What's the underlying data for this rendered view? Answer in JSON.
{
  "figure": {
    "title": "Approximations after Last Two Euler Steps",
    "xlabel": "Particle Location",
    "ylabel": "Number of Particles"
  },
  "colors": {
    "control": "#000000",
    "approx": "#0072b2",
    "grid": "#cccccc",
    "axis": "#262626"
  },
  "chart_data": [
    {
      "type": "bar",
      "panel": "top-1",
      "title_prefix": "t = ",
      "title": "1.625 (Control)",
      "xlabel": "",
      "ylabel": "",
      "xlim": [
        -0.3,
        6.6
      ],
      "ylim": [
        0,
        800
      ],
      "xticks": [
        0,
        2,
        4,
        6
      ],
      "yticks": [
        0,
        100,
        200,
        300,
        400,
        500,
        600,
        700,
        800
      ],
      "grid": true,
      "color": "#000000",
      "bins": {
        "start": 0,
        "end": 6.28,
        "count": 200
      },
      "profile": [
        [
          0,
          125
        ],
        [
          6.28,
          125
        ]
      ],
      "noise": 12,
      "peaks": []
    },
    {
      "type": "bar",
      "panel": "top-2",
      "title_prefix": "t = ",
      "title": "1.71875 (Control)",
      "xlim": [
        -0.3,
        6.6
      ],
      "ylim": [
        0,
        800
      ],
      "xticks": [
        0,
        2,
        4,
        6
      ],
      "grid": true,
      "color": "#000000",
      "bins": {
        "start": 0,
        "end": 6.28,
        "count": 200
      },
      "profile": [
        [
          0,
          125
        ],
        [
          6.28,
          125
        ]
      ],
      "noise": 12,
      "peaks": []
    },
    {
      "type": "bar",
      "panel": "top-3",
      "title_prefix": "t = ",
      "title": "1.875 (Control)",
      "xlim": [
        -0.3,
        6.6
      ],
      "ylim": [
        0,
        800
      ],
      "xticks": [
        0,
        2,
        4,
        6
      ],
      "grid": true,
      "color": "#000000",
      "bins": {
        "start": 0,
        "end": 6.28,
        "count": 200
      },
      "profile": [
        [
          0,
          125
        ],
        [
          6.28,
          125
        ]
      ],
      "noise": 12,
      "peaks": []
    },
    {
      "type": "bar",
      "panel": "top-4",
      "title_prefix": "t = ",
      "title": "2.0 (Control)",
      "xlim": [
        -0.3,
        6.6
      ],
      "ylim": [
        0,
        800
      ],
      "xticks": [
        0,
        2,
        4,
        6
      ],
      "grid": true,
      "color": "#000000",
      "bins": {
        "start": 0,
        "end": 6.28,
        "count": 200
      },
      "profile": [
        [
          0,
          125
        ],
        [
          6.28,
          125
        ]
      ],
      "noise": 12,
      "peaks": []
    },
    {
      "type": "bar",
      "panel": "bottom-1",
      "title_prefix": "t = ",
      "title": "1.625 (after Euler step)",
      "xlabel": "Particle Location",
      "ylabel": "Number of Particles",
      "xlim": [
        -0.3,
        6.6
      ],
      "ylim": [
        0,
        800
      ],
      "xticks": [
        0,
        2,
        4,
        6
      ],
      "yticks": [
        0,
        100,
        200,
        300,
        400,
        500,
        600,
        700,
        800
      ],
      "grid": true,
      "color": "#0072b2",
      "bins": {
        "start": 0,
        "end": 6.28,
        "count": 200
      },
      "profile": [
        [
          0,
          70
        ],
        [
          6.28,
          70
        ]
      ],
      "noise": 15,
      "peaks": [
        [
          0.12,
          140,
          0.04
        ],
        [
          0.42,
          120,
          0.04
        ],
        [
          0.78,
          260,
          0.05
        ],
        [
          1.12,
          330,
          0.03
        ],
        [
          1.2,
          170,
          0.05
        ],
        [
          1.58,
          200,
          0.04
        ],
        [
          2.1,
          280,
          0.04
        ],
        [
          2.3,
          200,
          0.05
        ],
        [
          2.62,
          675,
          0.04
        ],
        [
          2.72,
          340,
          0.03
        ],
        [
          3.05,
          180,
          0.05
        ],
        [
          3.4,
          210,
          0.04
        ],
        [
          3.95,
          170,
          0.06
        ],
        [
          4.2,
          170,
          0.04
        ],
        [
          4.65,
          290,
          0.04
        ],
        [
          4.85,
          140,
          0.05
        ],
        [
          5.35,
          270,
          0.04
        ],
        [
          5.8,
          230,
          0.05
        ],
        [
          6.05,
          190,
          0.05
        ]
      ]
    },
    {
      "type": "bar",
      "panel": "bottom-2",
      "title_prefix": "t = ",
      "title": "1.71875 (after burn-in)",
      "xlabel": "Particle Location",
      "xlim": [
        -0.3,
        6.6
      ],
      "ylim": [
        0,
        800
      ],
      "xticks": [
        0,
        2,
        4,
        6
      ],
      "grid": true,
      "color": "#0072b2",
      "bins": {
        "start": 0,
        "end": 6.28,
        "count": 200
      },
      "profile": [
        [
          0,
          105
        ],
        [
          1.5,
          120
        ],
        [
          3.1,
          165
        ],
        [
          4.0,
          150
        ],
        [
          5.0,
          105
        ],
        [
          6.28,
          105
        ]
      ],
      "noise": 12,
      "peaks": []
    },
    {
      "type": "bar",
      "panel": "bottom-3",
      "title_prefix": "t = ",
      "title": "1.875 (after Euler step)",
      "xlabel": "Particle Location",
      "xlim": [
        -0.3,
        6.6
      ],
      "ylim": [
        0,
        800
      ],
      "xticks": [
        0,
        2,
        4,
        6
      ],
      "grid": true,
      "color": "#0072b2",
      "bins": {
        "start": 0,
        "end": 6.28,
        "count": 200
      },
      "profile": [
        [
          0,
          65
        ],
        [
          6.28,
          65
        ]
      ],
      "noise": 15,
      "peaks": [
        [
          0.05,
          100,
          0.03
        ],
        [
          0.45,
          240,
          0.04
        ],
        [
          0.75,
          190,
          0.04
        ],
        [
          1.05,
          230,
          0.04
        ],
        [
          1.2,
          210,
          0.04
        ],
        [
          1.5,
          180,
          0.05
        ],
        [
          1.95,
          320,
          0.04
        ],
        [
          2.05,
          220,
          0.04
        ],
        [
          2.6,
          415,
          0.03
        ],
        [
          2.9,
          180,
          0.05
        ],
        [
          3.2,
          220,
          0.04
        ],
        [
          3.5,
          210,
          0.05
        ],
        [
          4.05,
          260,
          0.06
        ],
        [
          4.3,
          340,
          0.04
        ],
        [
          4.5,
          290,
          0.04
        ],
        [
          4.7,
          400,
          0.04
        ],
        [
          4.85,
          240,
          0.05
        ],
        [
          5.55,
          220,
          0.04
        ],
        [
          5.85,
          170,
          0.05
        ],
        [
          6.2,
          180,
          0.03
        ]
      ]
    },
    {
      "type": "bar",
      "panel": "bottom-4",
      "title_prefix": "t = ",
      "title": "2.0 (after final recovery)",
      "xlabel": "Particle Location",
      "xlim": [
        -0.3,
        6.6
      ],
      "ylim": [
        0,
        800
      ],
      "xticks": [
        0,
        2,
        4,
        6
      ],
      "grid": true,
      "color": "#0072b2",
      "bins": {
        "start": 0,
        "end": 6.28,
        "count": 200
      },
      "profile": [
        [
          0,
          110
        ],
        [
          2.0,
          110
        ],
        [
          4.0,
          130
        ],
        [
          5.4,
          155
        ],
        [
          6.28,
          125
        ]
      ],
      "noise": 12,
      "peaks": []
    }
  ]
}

-*-

◆ INSTRUCTIONS FOR THE TASK
Retype the listing. Match it exactly.

◆ RESULT OF THIS TASK
What's the underlying data for this rendered view? Answer in JSON.
{
  "figure": {
    "title": "Approximations after Last Two Euler Steps",
    "xlabel": "Particle Location",
    "ylabel": "Number of Particles"
  },
  "colors": {
    "control": "#000000",
    "approx": "#0072b2",
    "grid": "#cccccc",
    "axis": "#262626"
  },
  "chart_data": [
    {
      "type": "bar",
      "panel": "top-1",
      "title_prefix": "t = ",
      "title": "1.625 (Control)",
      "xlabel": "",
      "ylabel": "",
      "xlim": [
        -0.3,
        6.6
      ],
      "ylim": [
        0,
        800
      ],
      "xticks": [
        0,
        2,
        4,
        6
      ],
      "yticks": [
        0,
        100,
        200,
        300,
        400,
        500,
        600,
        700,
        800
      ],
      "grid": true,
      "color": "#000000",
      "bins": {
        "start": 0,
        "end": 6.28,
        "count": 200
      },
      "profile": [
        [
          0,
          125
        ],
        [
          6.28,
          125
        ]
      ],
      "noise": 12,
      "peaks": []
    },
    {
      "type": "bar",
      "panel": "top-2",
      "title_prefix": "t = ",
      "title": "1.71875 (Control)",
      "xlim": [
        -0.3,
        6.6
      ],
      "ylim": [
        0,
        800
      ],
      "xticks": [
        0,
        2,
        4,
        6
      ],
      "grid": true,
      "color": "#000000",
      "bins": {
        "start": 0,
        "end": 6.28,
        "count": 200
      },
      "profile": [
        [
          0,
          125
        ],
        [
          6.28,
          125
        ]
      ],
      "noise": 12,
      "peaks": []
    },
    {
      "type": "bar",
      "panel": "top-3",
      "title_prefix": "t = ",
      "title": "1.875 (Control)",
      "xlim": [
        -0.3,
        6.6
      ],
      "ylim": [
        0,
        800
      ],
      "xticks": [
        0,
        2,
        4,
        6
      ],
      "grid": true,
      "color": "#000000",
      "bins": {
        "start": 0,
        "end": 6.28,
        "count": 200
      },
      "profile": [
        [
          0,
          125
        ],
        [
          6.28,
          125
        ]
      ],
      "noise": 12,
      "peaks": []
    },
    {
      "type": "bar",
      "panel": "top-4",
      "title_prefix": "t = ",
      "title": "2.0 (Control)",
      "xlim": [
        -0.3,
        6.6
      ],
      "ylim": [
        0,
        800
      ],
      "xticks": [
        0,
        2,
        4,
        6
      ],
      "grid": true,
      "color": "#000000",
      "bins": {
        "start": 0,
        "end": 6.28,
        "count": 200
      },
      "profile": [
        [
          0,
          125
        ],
        [
          6.28,
          125
        ]
      ],
      "noise": 12,
      "peaks": []
    },
    {
      "type": "bar",
      "panel": "bottom-1",
      "title_prefix": "t = ",
      "title": "1.625 (after Euler step)",
      "xlabel": "Particle Location",
      "ylabel": "Number of Particles",
      "xlim": [
        -0.3,
        6.6
      ],
      "ylim": [
        0,
        800
      ],
      "xticks": [
        0,
        2,
        4,
        6
      ],
      "yticks": [
        0,
        100,
        200,
        300,
        400,
        500,
        600,
        700,
        800
      ],
      "grid": true,
      "color": "#0072b2",
      "bins": {
        "start": 0,
        "end": 6.28,
        "count": 200
      },
      "profile": [
        [
          0,
          70
        ],
        [
          6.28,
          70
        ]
      ],
      "noise": 15,
      "peaks": [
        [
          0.12,
          140,
          0.04
        ],
        [
          0.42,
          120,
          0.04
        ],
        [
          0.78,
          260,
          0.05
        ],
        [
          1.12,
          330,
          0.03
        ],
        [
          1.2,
          170,
          0.05
        ],
        [
          1.58,
          200,
          0.04
        ],
        [
          2.1,
          280,
          0.04
        ],
        [
          2.3,
          200,
          0.05
        ],
        [
          2.62,
          675,
          0.04
        ],
        [
          2.72,
          340,
          0.03
        ],
        [
          3.05,
          180,
          0.05
        ],
        [
          3.4,
          210,
          0.04
        ],
        [
          3.95,
          170,
          0.06
        ],
        [
          4.2,
          170,
          0.04
        ],
        [
          4.65,
          290,
          0.04
        ],
        [
          4.85,
          140,
          0.05
        ],
        [
          5.35,
          270,
          0.04
        ],
        [
          5.8,
          230,
          0.05
        ],
        [
          6.05,
          190,
          0.05
        ]
      ]
    },
    {
      "type": "bar",
      "panel": "bottom-2",
      "title_prefix": "t = ",
      "title": "1.71875 (after burn-in)",
      "xlabel": "Particle Location",
      "xlim": [
        -0.3,
        6.6
      ],
      "ylim": [
        0,
        800
      ],
      "xticks": [
        0,
        2,
        4,
        6
      ],
      "grid": true,
      "color": "#0072b2",
      "bins": {
        "start": 0,
        "end": 6.28,
        "count": 200
      },
      "profile": [
        [
          0,
          105
        ],
        [
          1.5,
          120
        ],
        [
          3.1,
          165
        ],
        [
          4.0,
          150
        ],
        [
          5.0,
          105
        ],
        [
          6.28,
          105
        ]
      ],
      "noise": 12,
      "peaks": []
    },
    {
      "type": "bar",
      "panel": "bottom-3",
      "title_prefix": "t = ",
      "title": "1.875 (after Euler step)",
      "xlabel": "Particle Location",
      "xlim": [
        -0.3,
        6.6
      ],
      "ylim": [
        0,
        800
      ],
      "xticks": [
        0,
        2,
        4,
        6
      ],
      "grid": true,
      "color": "#0072b2",
      "bins": {
        "start": 0,
        "end": 6.28,
        "count": 200
      },
      "profile": [
        [
          0,
          65
        ],
        [
          6.28,
          65
        ]
      ],
      "noise": 15,
      "peaks": [
        [
          0.05,
          100,
          0.03
        ],
        [
          0.45,
          240,
          0.04
        ],
        [
          0.75,
          190,
          0.04
        ],
        [
          1.05,
          230,
          0.04
        ],
        [
          1.2,
          210,
          0.04
        ],
        [
          1.5,
          180,
          0.05
        ],
        [
          1.95,
          320,
          0.04
        ],
        [
          2.05,
          220,
          0.04
        ],
        [
          2.6,
          415,
          0.03
        ],
        [
          2.9,
          180,
          0.05
        ],
        [
          3.2,
          220,
          0.04
        ],
        [
          3.5,
          210,
          0.05
        ],
        [
          4.05,
          260,
          0.06
        ],
        [
          4.3,
          340,
          0.04
        ],
        [
          4.5,
          290,
          0.04
        ],
        [
          4.7,
          400,
          0.04
        ],
        [
          4.85,
          240,
          0.05
        ],
        [
          5.55,
          220,
          0.04
        ],
        [
          5.85,
          170,
          0.05
        ],
        [
          6.2,
          180,
          0.03
        ]
      ]
    },
    {
      "type": "bar",
      "panel": "bottom-4",
      "title_prefix": "t = ",
      "title": "2.0 (after final recovery)",
      "xlabel": "Particle Location",
      "xlim": [
        -0.3,
        6.6
      ],
      "ylim": [
        0,
        800
      ],
      "xticks": [
        0,
        2,
        4,
        6
      ],
      "grid": true,
      "color": "#0072b2",
      "bins": {
        "start": 0,
        "end": 6.28,
        "count": 200
      },
      "profile": [
        [
          0,
          110
        ],
        [
          2.0,
          110
        ],
        [
          4.0,
          130
        ],
        [
          5.4,
          155
        ],
        [
          6.28,
          125
        ]
      ],
      "noise": 12,
      "peaks": []
    }
  ]
}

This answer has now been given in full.